* SHORT TASK *
Gather up the lines that contain "JSON".

* SUPPLIED ENTRIES *
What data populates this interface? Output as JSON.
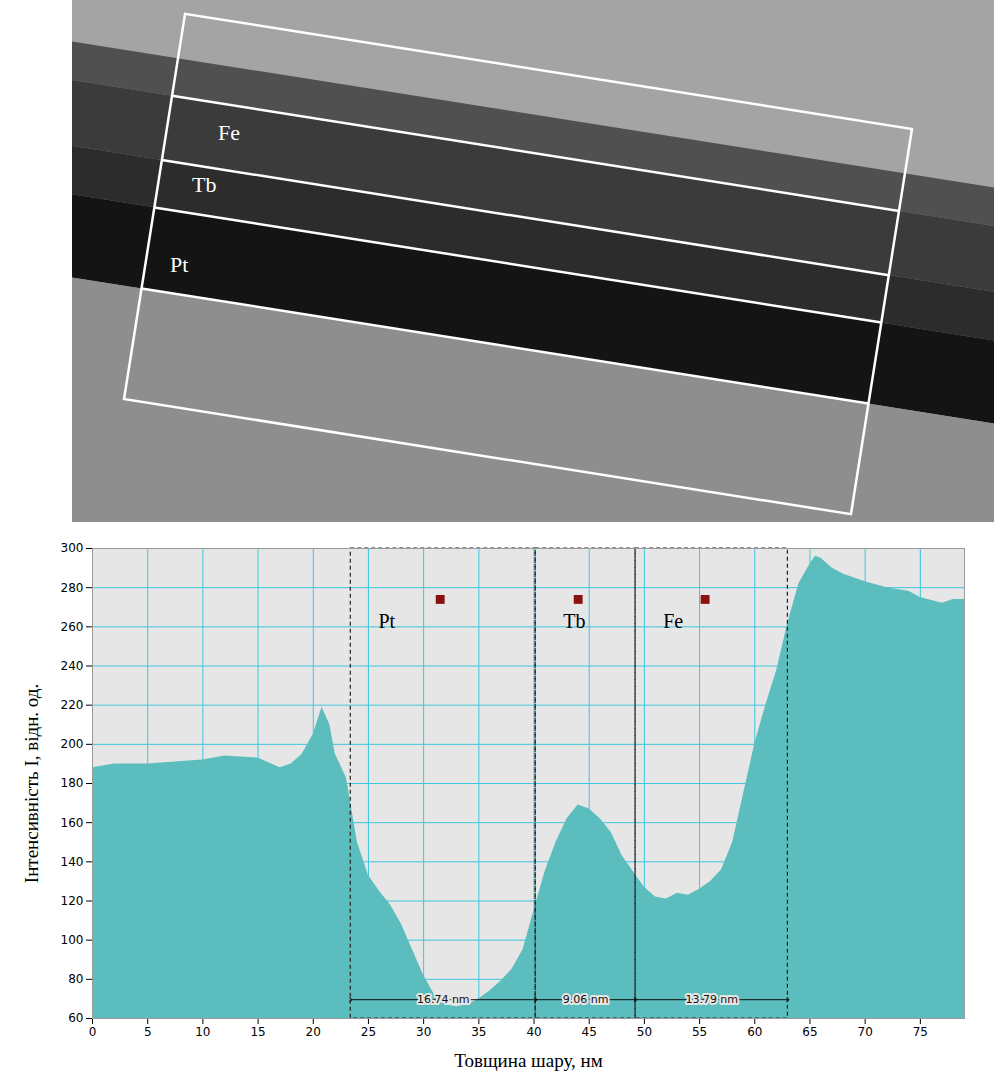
{
  "micrograph": {
    "labels": [
      "Fe",
      "Tb",
      "Pt"
    ]
  },
  "chart_data": {
    "type": "area",
    "x_label": "Товщина шару, нм",
    "y_label": "Інтенсивність I, відн. од.",
    "color": "#5bbdbd",
    "grid": true,
    "xlim": [
      0,
      79
    ],
    "xticks": [
      0,
      5,
      10,
      15,
      20,
      25,
      30,
      35,
      40,
      45,
      50,
      55,
      60,
      65,
      70,
      75
    ],
    "ylim": [
      60,
      300
    ],
    "yticks": [
      60,
      80,
      100,
      120,
      140,
      160,
      180,
      200,
      220,
      240,
      260,
      280,
      300
    ],
    "x": [
      0,
      2,
      5,
      10,
      12,
      15,
      17,
      18,
      19,
      20,
      20.8,
      21.5,
      22,
      23,
      24,
      25,
      26,
      27,
      28,
      29,
      30,
      31,
      32,
      33,
      34,
      35,
      36,
      37,
      38,
      39,
      40,
      41,
      42,
      43,
      44,
      45,
      46,
      47,
      48,
      49,
      50,
      51,
      52,
      53,
      54,
      55,
      56,
      57,
      58,
      59,
      60,
      61,
      62,
      63,
      64,
      65,
      65.5,
      66,
      67,
      68,
      70,
      72,
      74,
      75,
      77,
      78,
      79
    ],
    "values": [
      188,
      190,
      190,
      192,
      194,
      193,
      188,
      190,
      195,
      205,
      219,
      210,
      195,
      183,
      150,
      133,
      125,
      118,
      108,
      95,
      82,
      72,
      67,
      66,
      67,
      70,
      74,
      79,
      85,
      95,
      115,
      135,
      150,
      162,
      169,
      167,
      162,
      155,
      143,
      135,
      127,
      122,
      121,
      124,
      123,
      126,
      130,
      136,
      150,
      175,
      200,
      220,
      238,
      262,
      282,
      292,
      296,
      295,
      290,
      287,
      283,
      280,
      278,
      275,
      272,
      274,
      274
    ],
    "regions": [
      {
        "name": "Pt",
        "x0": 23.4,
        "x1": 40.15,
        "width_label": "16.74 nm",
        "marker_x": 31.5,
        "marker_y": 274
      },
      {
        "name": "Tb",
        "x0": 40.15,
        "x1": 49.2,
        "width_label": "9.06 nm",
        "marker_x": 44,
        "marker_y": 274
      },
      {
        "name": "Fe",
        "x0": 49.2,
        "x1": 63.0,
        "width_label": "13.79 nm",
        "marker_x": 55.5,
        "marker_y": 274
      }
    ],
    "marker_color": "#8b1010"
  }
}
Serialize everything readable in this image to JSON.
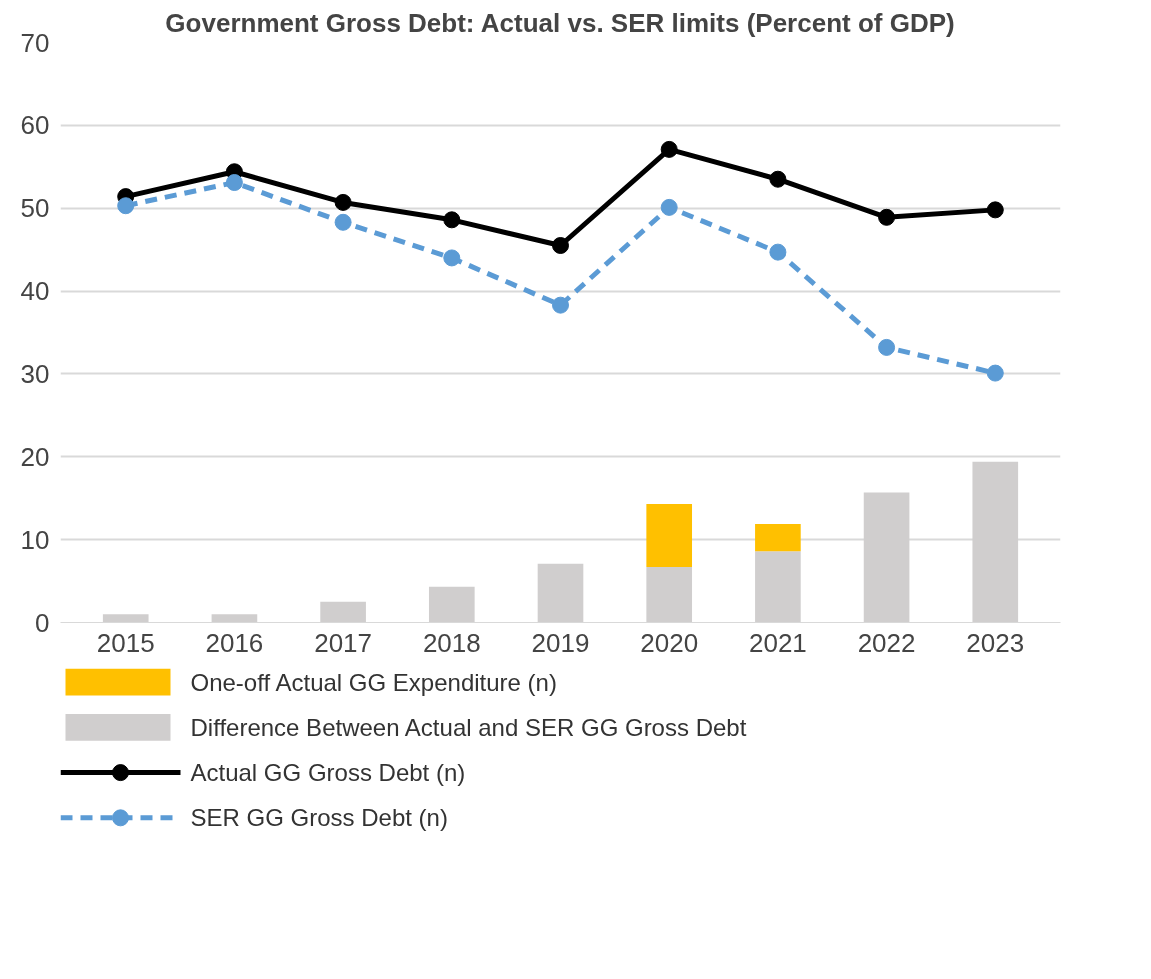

* WRITTEN ANSWER *
What data populates this interface? Output as JSON.
Serialize everything readable in this image to JSON.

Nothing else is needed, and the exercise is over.